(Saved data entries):
------------------------------
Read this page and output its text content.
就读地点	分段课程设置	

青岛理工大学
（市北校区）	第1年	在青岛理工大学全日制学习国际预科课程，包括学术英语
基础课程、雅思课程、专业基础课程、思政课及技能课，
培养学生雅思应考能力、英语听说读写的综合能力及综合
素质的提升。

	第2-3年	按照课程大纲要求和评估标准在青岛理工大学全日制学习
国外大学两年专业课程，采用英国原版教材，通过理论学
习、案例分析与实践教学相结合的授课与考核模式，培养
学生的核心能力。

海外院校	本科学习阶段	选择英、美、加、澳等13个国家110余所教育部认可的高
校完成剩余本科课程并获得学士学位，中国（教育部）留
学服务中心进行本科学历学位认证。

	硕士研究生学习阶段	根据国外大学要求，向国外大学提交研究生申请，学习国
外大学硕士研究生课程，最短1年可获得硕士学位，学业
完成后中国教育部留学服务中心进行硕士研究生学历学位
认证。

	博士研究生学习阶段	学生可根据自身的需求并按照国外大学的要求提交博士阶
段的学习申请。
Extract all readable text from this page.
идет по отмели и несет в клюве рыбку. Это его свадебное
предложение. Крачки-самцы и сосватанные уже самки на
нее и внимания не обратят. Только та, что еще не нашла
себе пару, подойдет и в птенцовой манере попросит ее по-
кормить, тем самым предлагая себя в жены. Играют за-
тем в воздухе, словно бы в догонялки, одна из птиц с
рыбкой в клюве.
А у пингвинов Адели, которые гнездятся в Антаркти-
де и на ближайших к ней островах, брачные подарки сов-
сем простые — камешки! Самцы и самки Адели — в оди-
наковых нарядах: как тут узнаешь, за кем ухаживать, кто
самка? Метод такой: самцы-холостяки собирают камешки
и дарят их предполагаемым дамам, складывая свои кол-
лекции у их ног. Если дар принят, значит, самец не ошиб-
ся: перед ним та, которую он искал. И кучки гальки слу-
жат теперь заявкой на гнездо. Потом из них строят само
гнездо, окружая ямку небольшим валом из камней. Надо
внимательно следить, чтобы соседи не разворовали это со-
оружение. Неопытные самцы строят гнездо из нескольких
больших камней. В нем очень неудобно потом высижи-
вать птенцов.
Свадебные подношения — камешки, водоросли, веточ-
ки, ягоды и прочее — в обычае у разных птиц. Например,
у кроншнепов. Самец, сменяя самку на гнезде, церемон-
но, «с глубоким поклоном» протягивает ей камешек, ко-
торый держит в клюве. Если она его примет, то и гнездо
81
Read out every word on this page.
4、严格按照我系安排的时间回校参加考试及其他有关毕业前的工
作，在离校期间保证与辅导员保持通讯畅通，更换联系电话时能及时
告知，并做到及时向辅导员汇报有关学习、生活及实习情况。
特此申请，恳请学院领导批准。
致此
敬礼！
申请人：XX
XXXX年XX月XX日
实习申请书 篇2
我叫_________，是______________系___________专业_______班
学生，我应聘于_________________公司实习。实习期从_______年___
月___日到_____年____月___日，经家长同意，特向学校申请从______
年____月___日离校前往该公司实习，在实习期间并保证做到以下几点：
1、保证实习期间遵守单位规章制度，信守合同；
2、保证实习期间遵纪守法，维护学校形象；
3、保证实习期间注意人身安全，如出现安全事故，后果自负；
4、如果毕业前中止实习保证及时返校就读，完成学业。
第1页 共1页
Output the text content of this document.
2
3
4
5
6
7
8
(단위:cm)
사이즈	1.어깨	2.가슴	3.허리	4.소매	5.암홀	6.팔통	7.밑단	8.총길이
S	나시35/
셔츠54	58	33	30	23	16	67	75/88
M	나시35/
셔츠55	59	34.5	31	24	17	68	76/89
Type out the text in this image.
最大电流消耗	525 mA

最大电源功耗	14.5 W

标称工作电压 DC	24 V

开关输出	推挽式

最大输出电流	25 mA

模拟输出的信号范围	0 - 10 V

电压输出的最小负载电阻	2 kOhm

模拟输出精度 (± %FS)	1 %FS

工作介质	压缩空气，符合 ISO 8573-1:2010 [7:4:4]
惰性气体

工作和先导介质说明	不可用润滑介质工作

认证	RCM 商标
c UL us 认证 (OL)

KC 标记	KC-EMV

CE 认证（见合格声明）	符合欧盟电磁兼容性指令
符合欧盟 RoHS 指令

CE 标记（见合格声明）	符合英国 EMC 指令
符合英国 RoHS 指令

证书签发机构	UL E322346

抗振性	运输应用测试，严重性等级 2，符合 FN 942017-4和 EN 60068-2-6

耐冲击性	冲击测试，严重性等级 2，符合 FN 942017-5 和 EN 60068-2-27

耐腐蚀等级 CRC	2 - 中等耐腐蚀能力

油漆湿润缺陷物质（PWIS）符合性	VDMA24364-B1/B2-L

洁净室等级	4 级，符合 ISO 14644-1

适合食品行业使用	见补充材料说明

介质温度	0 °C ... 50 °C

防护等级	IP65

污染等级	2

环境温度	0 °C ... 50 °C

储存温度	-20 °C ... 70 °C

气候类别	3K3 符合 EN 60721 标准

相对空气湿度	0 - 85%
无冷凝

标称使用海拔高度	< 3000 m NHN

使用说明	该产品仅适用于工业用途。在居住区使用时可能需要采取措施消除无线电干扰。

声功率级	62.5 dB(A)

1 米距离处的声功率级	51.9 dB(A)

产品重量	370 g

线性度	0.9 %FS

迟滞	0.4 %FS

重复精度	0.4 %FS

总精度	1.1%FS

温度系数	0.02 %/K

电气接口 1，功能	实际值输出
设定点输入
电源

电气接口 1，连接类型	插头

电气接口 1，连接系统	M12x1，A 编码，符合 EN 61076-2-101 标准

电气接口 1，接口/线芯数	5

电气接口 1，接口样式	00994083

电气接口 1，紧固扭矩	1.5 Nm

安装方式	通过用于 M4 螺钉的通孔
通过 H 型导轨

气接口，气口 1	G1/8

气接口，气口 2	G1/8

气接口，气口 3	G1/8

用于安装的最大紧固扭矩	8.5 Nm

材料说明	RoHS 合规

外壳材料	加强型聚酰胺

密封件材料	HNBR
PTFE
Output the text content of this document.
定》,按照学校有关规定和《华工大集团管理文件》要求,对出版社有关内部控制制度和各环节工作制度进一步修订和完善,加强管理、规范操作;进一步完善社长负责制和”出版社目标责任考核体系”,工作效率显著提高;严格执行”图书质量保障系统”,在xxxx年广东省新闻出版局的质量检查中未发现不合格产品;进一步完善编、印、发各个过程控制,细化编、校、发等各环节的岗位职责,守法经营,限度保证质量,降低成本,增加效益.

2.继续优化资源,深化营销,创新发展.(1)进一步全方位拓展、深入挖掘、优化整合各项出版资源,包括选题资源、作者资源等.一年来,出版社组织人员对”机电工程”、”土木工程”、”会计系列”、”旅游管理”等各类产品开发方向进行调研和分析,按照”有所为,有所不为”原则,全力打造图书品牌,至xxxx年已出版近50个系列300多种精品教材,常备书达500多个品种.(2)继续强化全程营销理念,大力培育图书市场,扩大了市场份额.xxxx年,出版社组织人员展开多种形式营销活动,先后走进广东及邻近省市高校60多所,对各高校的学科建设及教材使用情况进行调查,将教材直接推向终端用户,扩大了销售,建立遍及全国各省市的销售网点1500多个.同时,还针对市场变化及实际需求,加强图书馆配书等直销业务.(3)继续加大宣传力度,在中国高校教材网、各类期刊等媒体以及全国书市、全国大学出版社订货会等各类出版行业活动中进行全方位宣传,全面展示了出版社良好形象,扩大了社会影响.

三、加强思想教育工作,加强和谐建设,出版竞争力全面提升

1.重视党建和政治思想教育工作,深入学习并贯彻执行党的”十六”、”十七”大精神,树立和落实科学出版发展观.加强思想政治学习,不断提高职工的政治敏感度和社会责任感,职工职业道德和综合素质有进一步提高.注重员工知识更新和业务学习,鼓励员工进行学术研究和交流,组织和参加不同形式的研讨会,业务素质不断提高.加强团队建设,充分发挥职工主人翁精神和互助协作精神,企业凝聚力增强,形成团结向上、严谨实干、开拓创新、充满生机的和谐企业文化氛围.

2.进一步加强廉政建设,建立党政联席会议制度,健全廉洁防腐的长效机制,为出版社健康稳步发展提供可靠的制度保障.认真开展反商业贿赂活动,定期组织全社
------------------------------
(Written instruction):
Return the lines of the records that include the string "клюве".

(Reply):
идет по отмели и несет в клюве рыбку. Это его свадебное
рыбкой в клюве.
торый держит в клюве. Если она его примет, то и гнездо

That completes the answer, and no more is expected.